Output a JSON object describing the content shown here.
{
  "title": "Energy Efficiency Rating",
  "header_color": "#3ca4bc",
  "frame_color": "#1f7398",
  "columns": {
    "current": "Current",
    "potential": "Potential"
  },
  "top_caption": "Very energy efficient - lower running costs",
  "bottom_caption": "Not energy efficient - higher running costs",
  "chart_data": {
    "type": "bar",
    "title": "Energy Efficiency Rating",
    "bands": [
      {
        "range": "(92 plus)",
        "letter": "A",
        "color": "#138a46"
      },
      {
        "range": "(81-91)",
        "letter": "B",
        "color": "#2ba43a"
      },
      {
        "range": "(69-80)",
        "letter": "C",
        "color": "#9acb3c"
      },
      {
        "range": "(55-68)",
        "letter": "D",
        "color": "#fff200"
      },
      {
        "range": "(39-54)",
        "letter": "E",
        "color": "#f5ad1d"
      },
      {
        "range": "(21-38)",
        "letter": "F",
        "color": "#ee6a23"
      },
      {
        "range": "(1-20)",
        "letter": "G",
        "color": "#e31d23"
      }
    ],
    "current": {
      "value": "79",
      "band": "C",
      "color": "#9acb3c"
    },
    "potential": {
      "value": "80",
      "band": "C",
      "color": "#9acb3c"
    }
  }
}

━━━━━━━━

### Task brief
Extract each entry in full, exactly as given.

### In response
Output a JSON object describing the content shown here.
{
  "title": "Energy Efficiency Rating",
  "header_color": "#3ca4bc",
  "frame_color": "#1f7398",
  "columns": {
    "current": "Current",
    "potential": "Potential"
  },
  "top_caption": "Very energy efficient - lower running costs",
  "bottom_caption": "Not energy efficient - higher running costs",
  "chart_data": {
    "type": "bar",
    "title": "Energy Efficiency Rating",
    "bands": [
      {
        "range": "(92 plus)",
        "letter": "A",
        "color": "#138a46"
      },
      {
        "range": "(81-91)",
        "letter": "B",
        "color": "#2ba43a"
      },
      {
        "range": "(69-80)",
        "letter": "C",
        "color": "#9acb3c"
      },
      {
        "range": "(55-68)",
        "letter": "D",
        "color": "#fff200"
      },
      {
        "range": "(39-54)",
        "letter": "E",
        "color": "#f5ad1d"
      },
      {
        "range": "(21-38)",
        "letter": "F",
        "color": "#ee6a23"
      },
      {
        "range": "(1-20)",
        "letter": "G",
        "color": "#e31d23"
      }
    ],
    "current": {
      "value": "79",
      "band": "C",
      "color": "#9acb3c"
    },
    "potential": {
      "value": "80",
      "band": "C",
      "color": "#9acb3c"
    }
  }
}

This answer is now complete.